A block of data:
______________________________

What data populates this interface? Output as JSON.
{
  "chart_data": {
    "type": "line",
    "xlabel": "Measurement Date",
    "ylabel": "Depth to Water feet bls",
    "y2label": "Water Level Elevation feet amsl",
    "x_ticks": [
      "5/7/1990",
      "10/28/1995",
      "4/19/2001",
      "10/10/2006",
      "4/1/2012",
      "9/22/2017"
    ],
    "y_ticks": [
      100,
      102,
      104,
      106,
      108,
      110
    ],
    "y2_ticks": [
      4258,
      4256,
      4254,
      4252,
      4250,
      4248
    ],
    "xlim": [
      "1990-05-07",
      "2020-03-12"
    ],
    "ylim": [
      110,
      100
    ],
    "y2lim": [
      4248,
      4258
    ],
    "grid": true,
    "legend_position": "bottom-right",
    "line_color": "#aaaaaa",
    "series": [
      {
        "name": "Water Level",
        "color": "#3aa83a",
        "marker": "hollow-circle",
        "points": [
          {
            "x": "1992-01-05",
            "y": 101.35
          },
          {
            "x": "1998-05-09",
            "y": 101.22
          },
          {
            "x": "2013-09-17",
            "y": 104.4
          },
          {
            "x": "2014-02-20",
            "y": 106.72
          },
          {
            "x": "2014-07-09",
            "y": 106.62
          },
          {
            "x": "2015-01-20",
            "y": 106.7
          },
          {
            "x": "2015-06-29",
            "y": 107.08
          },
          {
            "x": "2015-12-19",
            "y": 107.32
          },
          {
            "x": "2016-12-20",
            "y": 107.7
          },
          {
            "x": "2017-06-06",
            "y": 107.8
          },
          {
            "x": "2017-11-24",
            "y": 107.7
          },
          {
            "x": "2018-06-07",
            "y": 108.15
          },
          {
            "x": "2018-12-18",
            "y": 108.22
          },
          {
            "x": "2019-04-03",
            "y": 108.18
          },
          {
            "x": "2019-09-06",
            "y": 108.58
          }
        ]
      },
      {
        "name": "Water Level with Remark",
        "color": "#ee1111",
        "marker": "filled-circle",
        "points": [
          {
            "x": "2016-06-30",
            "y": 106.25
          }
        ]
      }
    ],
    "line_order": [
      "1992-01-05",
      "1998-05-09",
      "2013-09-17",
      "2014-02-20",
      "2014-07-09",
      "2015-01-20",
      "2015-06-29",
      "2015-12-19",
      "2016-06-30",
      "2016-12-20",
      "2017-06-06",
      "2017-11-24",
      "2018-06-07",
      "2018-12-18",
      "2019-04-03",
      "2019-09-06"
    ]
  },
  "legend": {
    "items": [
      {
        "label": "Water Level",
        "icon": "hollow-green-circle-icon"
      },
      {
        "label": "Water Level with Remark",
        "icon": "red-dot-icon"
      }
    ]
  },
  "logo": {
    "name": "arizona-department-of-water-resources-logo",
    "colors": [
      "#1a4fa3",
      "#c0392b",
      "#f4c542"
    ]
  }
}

______________________________

• _SET TASK_
From the records given above, copy all lines containing "marker".

• _FINISHED EXERCISE_
        "marker": "hollow-circle",
        "marker": "filled-circle",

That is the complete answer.